Written problem: Print out the material that follows word for word.
* BEGIN *
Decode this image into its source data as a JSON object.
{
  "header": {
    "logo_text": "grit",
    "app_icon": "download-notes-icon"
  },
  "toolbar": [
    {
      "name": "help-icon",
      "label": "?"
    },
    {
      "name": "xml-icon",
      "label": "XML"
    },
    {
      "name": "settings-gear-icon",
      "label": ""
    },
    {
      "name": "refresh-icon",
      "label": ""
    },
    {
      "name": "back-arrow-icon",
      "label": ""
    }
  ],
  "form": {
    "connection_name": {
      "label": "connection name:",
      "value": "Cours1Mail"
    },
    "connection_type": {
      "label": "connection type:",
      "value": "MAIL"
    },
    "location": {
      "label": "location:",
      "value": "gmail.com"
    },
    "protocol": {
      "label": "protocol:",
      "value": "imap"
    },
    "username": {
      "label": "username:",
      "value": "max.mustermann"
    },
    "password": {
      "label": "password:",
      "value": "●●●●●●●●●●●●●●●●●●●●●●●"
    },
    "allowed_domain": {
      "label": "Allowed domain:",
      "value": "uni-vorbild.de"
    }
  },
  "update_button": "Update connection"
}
* END *
Written response:
Decode this image into its source data as a JSON object.
{
  "header": {
    "logo_text": "grit",
    "app_icon": "download-notes-icon"
  },
  "toolbar": [
    {
      "name": "help-icon",
      "label": "?"
    },
    {
      "name": "xml-icon",
      "label": "XML"
    },
    {
      "name": "settings-gear-icon",
      "label": ""
    },
    {
      "name": "refresh-icon",
      "label": ""
    },
    {
      "name": "back-arrow-icon",
      "label": ""
    }
  ],
  "form": {
    "connection_name": {
      "label": "connection name:",
      "value": "Cours1Mail"
    },
    "connection_type": {
      "label": "connection type:",
      "value": "MAIL"
    },
    "location": {
      "label": "location:",
      "value": "gmail.com"
    },
    "protocol": {
      "label": "protocol:",
      "value": "imap"
    },
    "username": {
      "label": "username:",
      "value": "max.mustermann"
    },
    "password": {
      "label": "password:",
      "value": "●●●●●●●●●●●●●●●●●●●●●●●"
    },
    "allowed_domain": {
      "label": "Allowed domain:",
      "value": "uni-vorbild.de"
    }
  },
  "update_button": "Update connection"
}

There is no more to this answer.